##### Input rows #####
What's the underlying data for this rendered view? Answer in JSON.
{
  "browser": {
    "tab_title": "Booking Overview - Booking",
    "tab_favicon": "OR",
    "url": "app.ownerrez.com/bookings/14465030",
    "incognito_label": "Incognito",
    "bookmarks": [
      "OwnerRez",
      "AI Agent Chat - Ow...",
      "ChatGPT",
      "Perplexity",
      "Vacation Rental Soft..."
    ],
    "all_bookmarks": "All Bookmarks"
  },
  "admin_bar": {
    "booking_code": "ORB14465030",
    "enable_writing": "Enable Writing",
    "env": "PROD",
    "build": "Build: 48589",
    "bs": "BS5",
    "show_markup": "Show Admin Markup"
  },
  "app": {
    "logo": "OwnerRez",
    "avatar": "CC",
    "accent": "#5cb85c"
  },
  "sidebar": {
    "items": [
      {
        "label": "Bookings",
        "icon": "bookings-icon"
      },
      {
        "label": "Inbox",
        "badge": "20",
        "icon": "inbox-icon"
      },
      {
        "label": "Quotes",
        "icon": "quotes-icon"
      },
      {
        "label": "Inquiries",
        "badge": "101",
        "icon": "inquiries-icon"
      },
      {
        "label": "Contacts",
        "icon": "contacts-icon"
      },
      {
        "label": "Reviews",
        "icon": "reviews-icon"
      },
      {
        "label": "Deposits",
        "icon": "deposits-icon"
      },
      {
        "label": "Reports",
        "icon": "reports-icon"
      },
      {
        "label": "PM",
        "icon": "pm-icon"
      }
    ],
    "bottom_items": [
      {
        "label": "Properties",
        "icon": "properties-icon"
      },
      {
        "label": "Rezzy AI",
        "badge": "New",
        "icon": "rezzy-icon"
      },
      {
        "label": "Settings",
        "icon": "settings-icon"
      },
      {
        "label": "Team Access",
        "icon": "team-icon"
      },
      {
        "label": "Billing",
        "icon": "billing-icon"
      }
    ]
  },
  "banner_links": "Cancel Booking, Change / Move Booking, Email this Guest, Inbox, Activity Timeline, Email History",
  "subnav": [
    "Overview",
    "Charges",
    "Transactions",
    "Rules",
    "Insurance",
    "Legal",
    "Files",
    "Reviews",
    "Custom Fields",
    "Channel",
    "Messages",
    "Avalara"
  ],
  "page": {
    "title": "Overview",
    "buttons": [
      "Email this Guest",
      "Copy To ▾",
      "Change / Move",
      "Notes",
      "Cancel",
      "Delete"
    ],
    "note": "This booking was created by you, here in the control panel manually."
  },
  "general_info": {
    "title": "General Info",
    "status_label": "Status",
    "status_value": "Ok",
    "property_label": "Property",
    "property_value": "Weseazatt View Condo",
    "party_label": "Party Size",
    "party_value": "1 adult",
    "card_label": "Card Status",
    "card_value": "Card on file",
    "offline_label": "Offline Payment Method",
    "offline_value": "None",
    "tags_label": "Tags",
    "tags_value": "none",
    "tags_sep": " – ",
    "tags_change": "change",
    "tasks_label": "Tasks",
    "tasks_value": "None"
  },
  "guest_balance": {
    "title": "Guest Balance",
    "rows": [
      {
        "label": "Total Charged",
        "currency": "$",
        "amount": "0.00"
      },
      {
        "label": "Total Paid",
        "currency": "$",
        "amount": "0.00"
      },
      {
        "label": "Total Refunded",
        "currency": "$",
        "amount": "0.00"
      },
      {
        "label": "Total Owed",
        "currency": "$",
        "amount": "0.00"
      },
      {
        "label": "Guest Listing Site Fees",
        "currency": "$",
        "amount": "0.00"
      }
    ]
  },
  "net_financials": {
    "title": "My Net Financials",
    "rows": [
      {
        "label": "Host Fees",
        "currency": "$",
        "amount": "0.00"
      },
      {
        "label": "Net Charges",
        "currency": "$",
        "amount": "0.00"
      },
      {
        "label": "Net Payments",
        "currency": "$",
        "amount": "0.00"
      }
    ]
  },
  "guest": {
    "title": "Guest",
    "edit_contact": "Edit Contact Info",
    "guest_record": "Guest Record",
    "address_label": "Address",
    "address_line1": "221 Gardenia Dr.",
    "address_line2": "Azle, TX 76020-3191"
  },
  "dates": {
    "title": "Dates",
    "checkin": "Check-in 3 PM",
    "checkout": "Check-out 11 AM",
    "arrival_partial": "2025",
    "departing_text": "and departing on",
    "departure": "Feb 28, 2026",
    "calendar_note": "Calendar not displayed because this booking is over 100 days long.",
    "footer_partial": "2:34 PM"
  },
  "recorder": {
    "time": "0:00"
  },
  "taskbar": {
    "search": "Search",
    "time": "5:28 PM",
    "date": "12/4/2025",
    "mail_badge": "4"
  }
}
#####
**Problem:** Return all of the data exactly as it reads.

**Exercise answer:**
What's the underlying data for this rendered view? Answer in JSON.
{
  "browser": {
    "tab_title": "Booking Overview - Booking",
    "tab_favicon": "OR",
    "url": "app.ownerrez.com/bookings/14465030",
    "incognito_label": "Incognito",
    "bookmarks": [
      "OwnerRez",
      "AI Agent Chat - Ow...",
      "ChatGPT",
      "Perplexity",
      "Vacation Rental Soft..."
    ],
    "all_bookmarks": "All Bookmarks"
  },
  "admin_bar": {
    "booking_code": "ORB14465030",
    "enable_writing": "Enable Writing",
    "env": "PROD",
    "build": "Build: 48589",
    "bs": "BS5",
    "show_markup": "Show Admin Markup"
  },
  "app": {
    "logo": "OwnerRez",
    "avatar": "CC",
    "accent": "#5cb85c"
  },
  "sidebar": {
    "items": [
      {
        "label": "Bookings",
        "icon": "bookings-icon"
      },
      {
        "label": "Inbox",
        "badge": "20",
        "icon": "inbox-icon"
      },
      {
        "label": "Quotes",
        "icon": "quotes-icon"
      },
      {
        "label": "Inquiries",
        "badge": "101",
        "icon": "inquiries-icon"
      },
      {
        "label": "Contacts",
        "icon": "contacts-icon"
      },
      {
        "label": "Reviews",
        "icon": "reviews-icon"
      },
      {
        "label": "Deposits",
        "icon": "deposits-icon"
      },
      {
        "label": "Reports",
        "icon": "reports-icon"
      },
      {
        "label": "PM",
        "icon": "pm-icon"
      }
    ],
    "bottom_items": [
      {
        "label": "Properties",
        "icon": "properties-icon"
      },
      {
        "label": "Rezzy AI",
        "badge": "New",
        "icon": "rezzy-icon"
      },
      {
        "label": "Settings",
        "icon": "settings-icon"
      },
      {
        "label": "Team Access",
        "icon": "team-icon"
      },
      {
        "label": "Billing",
        "icon": "billing-icon"
      }
    ]
  },
  "banner_links": "Cancel Booking, Change / Move Booking, Email this Guest, Inbox, Activity Timeline, Email History",
  "subnav": [
    "Overview",
    "Charges",
    "Transactions",
    "Rules",
    "Insurance",
    "Legal",
    "Files",
    "Reviews",
    "Custom Fields",
    "Channel",
    "Messages",
    "Avalara"
  ],
  "page": {
    "title": "Overview",
    "buttons": [
      "Email this Guest",
      "Copy To ▾",
      "Change / Move",
      "Notes",
      "Cancel",
      "Delete"
    ],
    "note": "This booking was created by you, here in the control panel manually."
  },
  "general_info": {
    "title": "General Info",
    "status_label": "Status",
    "status_value": "Ok",
    "property_label": "Property",
    "property_value": "Weseazatt View Condo",
    "party_label": "Party Size",
    "party_value": "1 adult",
    "card_label": "Card Status",
    "card_value": "Card on file",
    "offline_label": "Offline Payment Method",
    "offline_value": "None",
    "tags_label": "Tags",
    "tags_value": "none",
    "tags_sep": " – ",
    "tags_change": "change",
    "tasks_label": "Tasks",
    "tasks_value": "None"
  },
  "guest_balance": {
    "title": "Guest Balance",
    "rows": [
      {
        "label": "Total Charged",
        "currency": "$",
        "amount": "0.00"
      },
      {
        "label": "Total Paid",
        "currency": "$",
        "amount": "0.00"
      },
      {
        "label": "Total Refunded",
        "currency": "$",
        "amount": "0.00"
      },
      {
        "label": "Total Owed",
        "currency": "$",
        "amount": "0.00"
      },
      {
        "label": "Guest Listing Site Fees",
        "currency": "$",
        "amount": "0.00"
      }
    ]
  },
  "net_financials": {
    "title": "My Net Financials",
    "rows": [
      {
        "label": "Host Fees",
        "currency": "$",
        "amount": "0.00"
      },
      {
        "label": "Net Charges",
        "currency": "$",
        "amount": "0.00"
      },
      {
        "label": "Net Payments",
        "currency": "$",
        "amount": "0.00"
      }
    ]
  },
  "guest": {
    "title": "Guest",
    "edit_contact": "Edit Contact Info",
    "guest_record": "Guest Record",
    "address_label": "Address",
    "address_line1": "221 Gardenia Dr.",
    "address_line2": "Azle, TX 76020-3191"
  },
  "dates": {
    "title": "Dates",
    "checkin": "Check-in 3 PM",
    "checkout": "Check-out 11 AM",
    "arrival_partial": "2025",
    "departing_text": "and departing on",
    "departure": "Feb 28, 2026",
    "calendar_note": "Calendar not displayed because this booking is over 100 days long.",
    "footer_partial": "2:34 PM"
  },
  "recorder": {
    "time": "0:00"
  },
  "taskbar": {
    "search": "Search",
    "time": "5:28 PM",
    "date": "12/4/2025",
    "mail_badge": "4"
  }
}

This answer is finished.